Every line from the one that contains "Extract the structured" to the last line of the listing below should be quoted verbatim. Pictures are excluded.

* begin DATA FOR THIS EXERCISE *

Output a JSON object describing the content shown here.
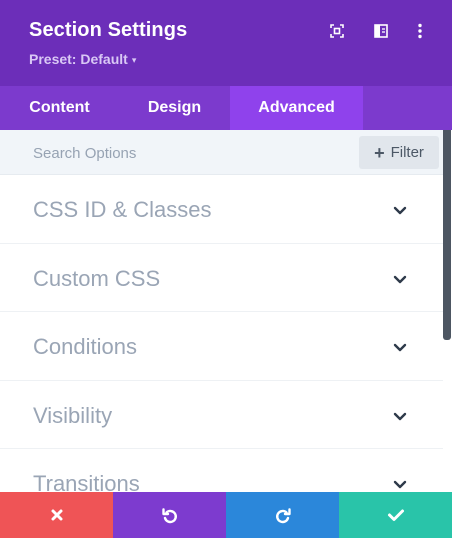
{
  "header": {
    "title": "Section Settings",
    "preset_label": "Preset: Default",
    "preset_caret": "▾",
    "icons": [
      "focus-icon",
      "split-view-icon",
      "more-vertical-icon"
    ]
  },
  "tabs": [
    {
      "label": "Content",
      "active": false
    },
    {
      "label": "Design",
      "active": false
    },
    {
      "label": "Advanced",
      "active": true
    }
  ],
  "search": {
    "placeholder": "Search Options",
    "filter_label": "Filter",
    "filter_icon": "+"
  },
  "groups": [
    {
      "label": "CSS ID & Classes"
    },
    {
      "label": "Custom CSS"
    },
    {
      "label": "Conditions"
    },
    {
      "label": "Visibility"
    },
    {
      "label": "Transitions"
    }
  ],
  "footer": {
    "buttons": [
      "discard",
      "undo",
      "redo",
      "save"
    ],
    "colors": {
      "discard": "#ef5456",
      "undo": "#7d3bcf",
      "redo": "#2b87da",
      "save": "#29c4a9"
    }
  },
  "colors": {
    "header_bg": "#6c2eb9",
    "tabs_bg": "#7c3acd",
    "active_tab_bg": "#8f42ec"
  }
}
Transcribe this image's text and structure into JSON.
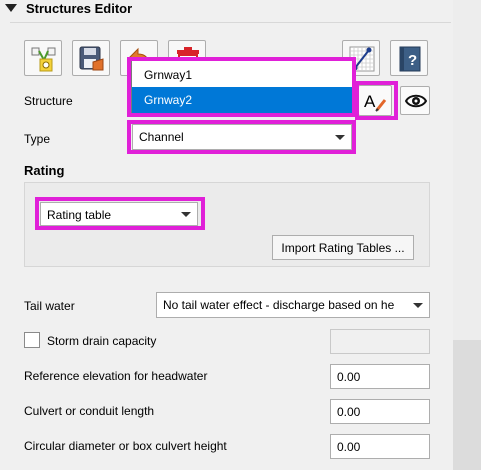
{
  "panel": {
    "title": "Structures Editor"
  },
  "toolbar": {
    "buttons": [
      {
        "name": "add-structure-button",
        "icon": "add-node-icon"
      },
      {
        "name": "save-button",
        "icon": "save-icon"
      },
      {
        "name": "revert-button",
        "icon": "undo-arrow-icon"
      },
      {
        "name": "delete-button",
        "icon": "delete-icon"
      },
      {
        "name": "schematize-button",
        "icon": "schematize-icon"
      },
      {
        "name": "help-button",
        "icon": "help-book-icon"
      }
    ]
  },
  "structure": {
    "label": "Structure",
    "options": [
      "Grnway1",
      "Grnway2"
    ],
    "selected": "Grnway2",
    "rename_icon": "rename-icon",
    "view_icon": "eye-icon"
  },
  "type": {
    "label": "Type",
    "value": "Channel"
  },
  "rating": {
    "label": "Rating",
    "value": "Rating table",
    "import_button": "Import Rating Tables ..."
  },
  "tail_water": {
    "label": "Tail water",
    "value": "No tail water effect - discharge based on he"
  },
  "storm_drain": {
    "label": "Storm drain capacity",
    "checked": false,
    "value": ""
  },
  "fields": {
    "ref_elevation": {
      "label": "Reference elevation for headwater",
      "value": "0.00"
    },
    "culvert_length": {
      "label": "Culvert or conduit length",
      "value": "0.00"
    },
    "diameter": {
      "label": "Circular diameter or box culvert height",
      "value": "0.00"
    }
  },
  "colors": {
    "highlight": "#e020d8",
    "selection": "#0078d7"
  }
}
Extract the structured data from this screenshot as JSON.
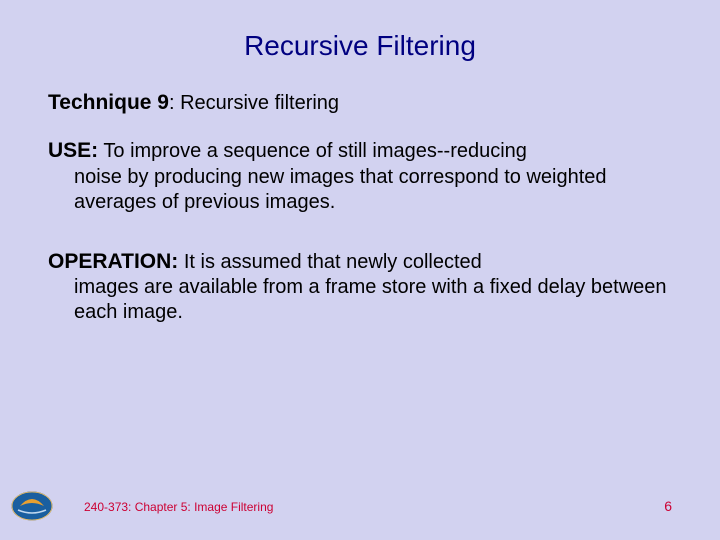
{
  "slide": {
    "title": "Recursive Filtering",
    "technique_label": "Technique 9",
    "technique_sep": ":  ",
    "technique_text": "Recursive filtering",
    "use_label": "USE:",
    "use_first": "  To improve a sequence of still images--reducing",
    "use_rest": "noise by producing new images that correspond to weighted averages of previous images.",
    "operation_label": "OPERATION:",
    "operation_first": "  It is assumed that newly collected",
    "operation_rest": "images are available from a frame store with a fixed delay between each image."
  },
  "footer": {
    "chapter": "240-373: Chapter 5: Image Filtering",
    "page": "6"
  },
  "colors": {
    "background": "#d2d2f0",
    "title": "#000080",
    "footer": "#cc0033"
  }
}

* end DATA FOR THIS EXERCISE *

EXPECTED ANSWER:
Extract the structured data from this screenshot as JSON.
{
  "slide": {
    "title": "Recursive Filtering",
    "technique_label": "Technique 9",
    "technique_sep": ":  ",
    "technique_text": "Recursive filtering",
    "use_label": "USE:",
    "use_first": "  To improve a sequence of still images--reducing",
    "use_rest": "noise by producing new images that correspond to weighted averages of previous images.",
    "operation_label": "OPERATION:",
    "operation_first": "  It is assumed that newly collected",
    "operation_rest": "images are available from a frame store with a fixed delay between each image."
  },
  "footer": {
    "chapter": "240-373: Chapter 5: Image Filtering",
    "page": "6"
  },
  "colors": {
    "background": "#d2d2f0",
    "title": "#000080",
    "footer": "#cc0033"
  }
}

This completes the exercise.